• [Compito scritto 1]: Elenca tutti i titoli dei saggi di Andrew Ross che compaiono nell'estratto del testo.

═══ Estratto del testo ═══

Un’intervista con Andrew Ross. Dopo il lungo inverno neoliberale, Occupy Wall Street è solo uno degli episodi di una realtà, quella statunitense, dove la crisi evidenzia l’eclissi del sogno di riscatto incarnato da Barack Obama e le possibilità di una critica al capitalismo contemporaneo.

Can’t Pay, Won’t Pay, Don’t Pay. Già in questo slogan – lanciato dalla campagna «Occupy Student Debt» – c’è la potenza di Occupy Wall Street: individua le radici materiali, lo situa dentro la crisi globale, traccia la composizione, fatta di studenti, precari e lavoratori impoveriti che non ne vogliono pagare i costi, indica obiettivi e forme di lotta. È un grido di battaglia contro la finanziarizzazione della vita lanciato da quello che, almeno simbolicamente, è il ventre della bestia. L’equazione politica – la lotta sul salario sta al capitalismo industriale come la lotta sul debito sta al capitalismo cognitivo – che fino a poco tempo fa appariva come un azzardo teorico di una minoranza radicale si sta semplicemente imponendo con la forza di un pregiudizio popolare. Soprattutto, è incarnata in diffuse pratiche di resistenza che della crisi costituiscono la radice soggettiva. Allora, se in soli pochi mesi tanto si è detto e scritto su Occupy Wall Street, è anche per queste ragioni, oltre che per la sua nota lucidità interpretativa ed efficacia di analisi, che rivestono una particolare importanza le valutazioni di Andrew Ross. Docente della New York University, noto per il suo impegno militante, autore di numerosi saggi che sapziano dai cosiddetti cultural studies – No Respect: Intellectuals and Popular Culture; Strange Weather: Culture, Science, and Technology in the Age of Limits; The Chicago Gangster Theory of Life: Nature’s Debt to Society – alle trasformazioni del lavoro nel capitalismo contemporaneo – No-Collar: The Humane Workplace and Its Hidden Costs; Fast Boat to China: Corporate Flight and the Consequences of Free Trade; Nice Work if You Can Get it: Life and Labor in Precarious Times – Ross è infatti tra i promotori della campagna «Occupy Student Debt».

Come è nata Occupy Wall Street, o per meglio dire quali ne sono state le condizioni di possibilità e come sta cambiando il contesto americano?

═══ Materiale da elaborare ═══

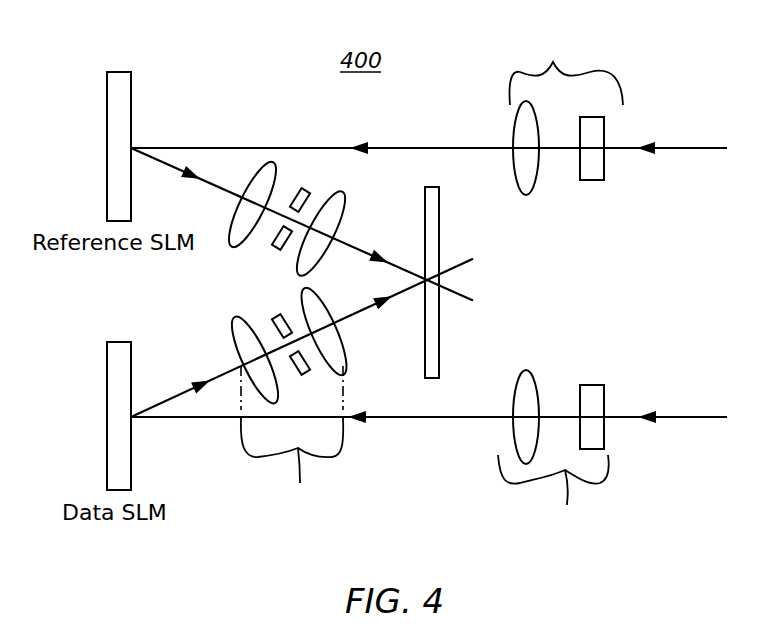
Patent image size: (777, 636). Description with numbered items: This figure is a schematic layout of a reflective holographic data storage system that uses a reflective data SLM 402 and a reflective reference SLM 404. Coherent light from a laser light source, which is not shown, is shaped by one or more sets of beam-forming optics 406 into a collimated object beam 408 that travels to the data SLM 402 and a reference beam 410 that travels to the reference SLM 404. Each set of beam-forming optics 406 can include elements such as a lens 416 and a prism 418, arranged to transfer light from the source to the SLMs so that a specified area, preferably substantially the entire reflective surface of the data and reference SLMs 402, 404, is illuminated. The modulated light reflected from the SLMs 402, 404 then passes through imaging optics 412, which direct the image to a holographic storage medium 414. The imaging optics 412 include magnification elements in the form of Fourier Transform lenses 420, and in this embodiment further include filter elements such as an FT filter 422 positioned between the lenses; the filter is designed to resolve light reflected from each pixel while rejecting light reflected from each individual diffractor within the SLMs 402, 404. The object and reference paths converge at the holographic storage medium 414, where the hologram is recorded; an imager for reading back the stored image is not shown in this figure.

The data SLM 402 is at (117, 342).
The reference SLM 404 is at (117, 72).
The beam-forming optics 406 is at (560, 284).
The object beam 408 is at (212, 419).
The reference beam 410 is at (202, 147).
The imaging optics 412 is at (292, 438).
The holographic storage medium 414 is at (439, 212).
The lens 416 is at (526, 370).
The prism 418 is at (592, 385).
The Fourier Transform lens 420 is at (234, 247).
The FT filter 422 is at (278, 250).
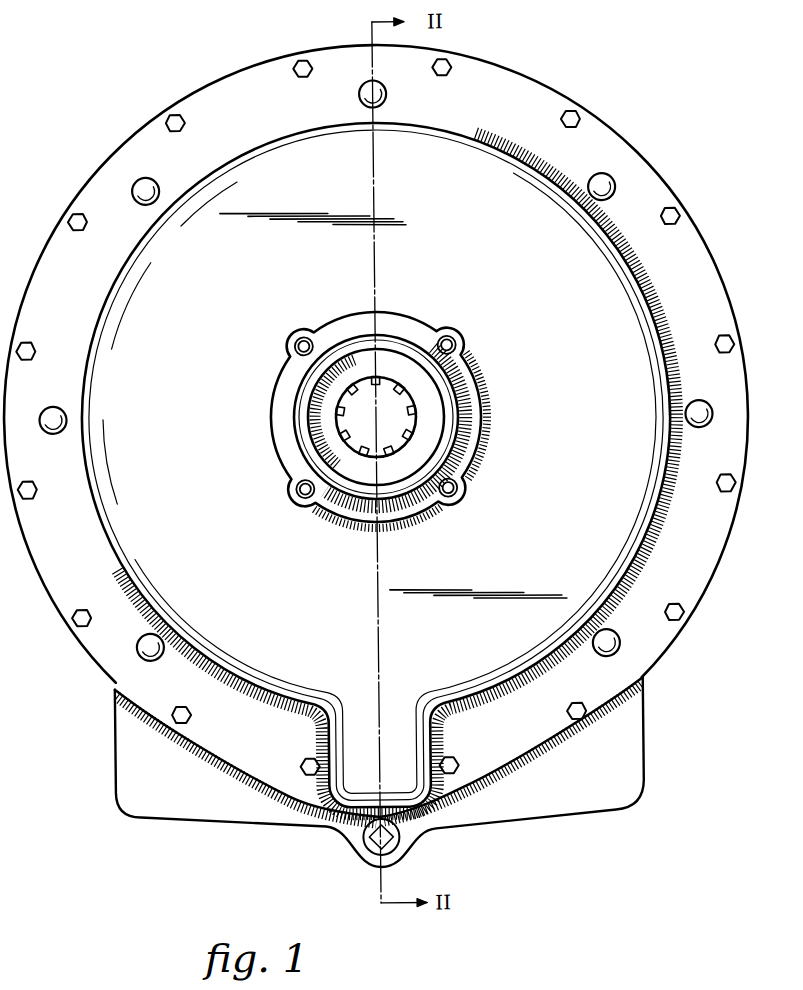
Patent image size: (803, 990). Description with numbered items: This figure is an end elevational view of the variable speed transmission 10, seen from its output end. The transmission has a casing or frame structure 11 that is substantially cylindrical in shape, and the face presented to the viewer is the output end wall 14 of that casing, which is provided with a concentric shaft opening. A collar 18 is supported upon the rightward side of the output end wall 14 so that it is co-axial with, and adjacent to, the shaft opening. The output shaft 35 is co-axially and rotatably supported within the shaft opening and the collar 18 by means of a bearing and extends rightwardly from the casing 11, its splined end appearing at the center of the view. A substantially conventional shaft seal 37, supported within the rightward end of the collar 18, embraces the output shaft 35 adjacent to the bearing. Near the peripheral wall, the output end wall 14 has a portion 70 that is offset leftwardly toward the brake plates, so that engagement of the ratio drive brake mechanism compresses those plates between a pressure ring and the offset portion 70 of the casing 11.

The variable speed transmission 10 is at (376, 451).
The casing or frame structure 11 is at (145, 120).
The output end wall 14 is at (597, 457).
The collar 18 is at (390, 345).
The output shaft 35 is at (398, 423).
The shaft seal 37 is at (433, 399).
The offset portion 70 is at (495, 96).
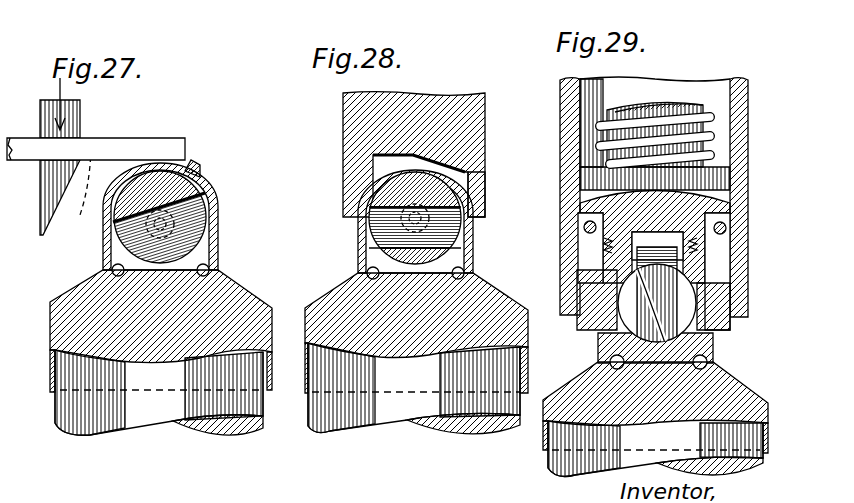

═══

• [Compito scritto 2]: Trascrivi fedelmente le voci dalla riga che contiene "Patent image size: (803, 990)." fino alla fine delle voci, estremi inclusi. Lascia fuori le immagini.

• [Risposta corretta 1]:
No Respect: Intellectuals and Popular Culture
Strange Weather: Culture, Science, and Technology in the Age of Limits
The Chicago Gangster Theory of Life: Nature's Debt to Society
No-Collar: The Humane Workplace and Its Hidden Costs
Fast Boat to China: Corporate Flight and the Consequences of Free Trade
Nice Work if You Can Get it: Life and Labor in Precarious Times

• [Risposta corretta 2]:
Patent image size: (803, 990). Description with numbered items: This figure is an end elevational view of the variable speed transmission 10, seen from its output end. The transmission has a casing or frame structure 11 that is substantially cylindrical in shape, and the face presented to the viewer is the output end wall 14 of that casing, which is provided with a concentric shaft opening. A collar 18 is supported upon the rightward side of the output end wall 14 so that it is co-axial with, and adjacent to, the shaft opening. The output shaft 35 is co-axially and rotatably supported within the shaft opening and the collar 18 by means of a bearing and extends rightwardly from the casing 11, its splined end appearing at the center of the view. A substantially conventional shaft seal 37, supported within the rightward end of the collar 18, embraces the output shaft 35 adjacent to the bearing. Near the peripheral wall, the output end wall 14 has a portion 70 that is offset leftwardly toward the brake plates, so that engagement of the ratio drive brake mechanism compresses those plates between a pressure ring and the offset portion 70 of the casing 11.

The variable speed transmission 10 is at (376, 451).
The casing or frame structure 11 is at (145, 120).
The output end wall 14 is at (597, 457).
The collar 18 is at (390, 345).
The output shaft 35 is at (398, 423).
The shaft seal 37 is at (433, 399).
The offset portion 70 is at (495, 96).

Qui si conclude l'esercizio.